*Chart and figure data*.
--*--
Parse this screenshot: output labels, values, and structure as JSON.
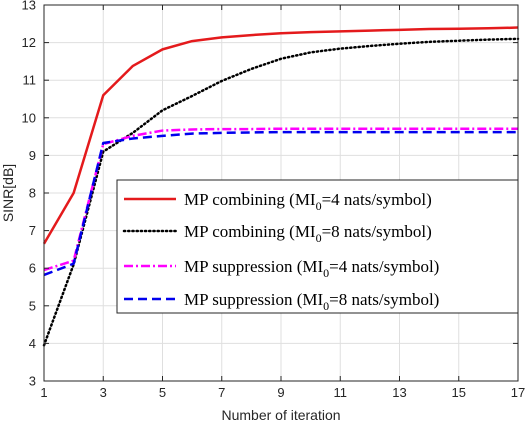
{
  "chart_data": {
    "type": "line",
    "title": "",
    "xlabel": "Number of iteration",
    "ylabel": "SINR[dB]",
    "xlim": [
      1,
      17
    ],
    "ylim": [
      3,
      13
    ],
    "xticks": [
      1,
      3,
      5,
      7,
      9,
      11,
      13,
      15,
      17
    ],
    "yticks": [
      3,
      4,
      5,
      6,
      7,
      8,
      9,
      10,
      11,
      12,
      13
    ],
    "grid": true,
    "legend_position": "center-right",
    "x": [
      1,
      2,
      3,
      4,
      5,
      6,
      7,
      8,
      9,
      10,
      11,
      12,
      13,
      14,
      15,
      16,
      17
    ],
    "series": [
      {
        "name": "MP combining (MI",
        "name_sub": "0",
        "name_suffix": "=4 nats/symbol)",
        "color": "#e41a1c",
        "dash": "solid",
        "values": [
          6.65,
          8.0,
          10.6,
          11.38,
          11.82,
          12.04,
          12.14,
          12.2,
          12.25,
          12.28,
          12.3,
          12.32,
          12.34,
          12.36,
          12.37,
          12.38,
          12.4
        ]
      },
      {
        "name": "MP combining (MI",
        "name_sub": "0",
        "name_suffix": "=8 nats/symbol)",
        "color": "#000000",
        "dash": "dotted",
        "values": [
          3.95,
          6.1,
          9.1,
          9.6,
          10.2,
          10.58,
          10.98,
          11.3,
          11.57,
          11.74,
          11.84,
          11.91,
          11.97,
          12.02,
          12.05,
          12.08,
          12.1
        ]
      },
      {
        "name": "MP suppression (MI",
        "name_sub": "0",
        "name_suffix": "=4 nats/symbol)",
        "color": "#ff00ff",
        "dash": "dashdot",
        "values": [
          5.95,
          6.2,
          9.3,
          9.52,
          9.66,
          9.69,
          9.7,
          9.7,
          9.71,
          9.71,
          9.71,
          9.71,
          9.71,
          9.71,
          9.71,
          9.71,
          9.71
        ]
      },
      {
        "name": "MP suppression (MI",
        "name_sub": "0",
        "name_suffix": "=8 nats/symbol)",
        "color": "#0000ee",
        "dash": "dashed",
        "values": [
          5.82,
          6.12,
          9.33,
          9.45,
          9.52,
          9.58,
          9.6,
          9.61,
          9.62,
          9.62,
          9.62,
          9.62,
          9.62,
          9.62,
          9.62,
          9.62,
          9.62
        ]
      }
    ]
  }
}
--*--
*Task to carry out*.
Going through the entries above, report how many lines include the string "color". The number alone is the answer.

*Solution to the exercise*.
4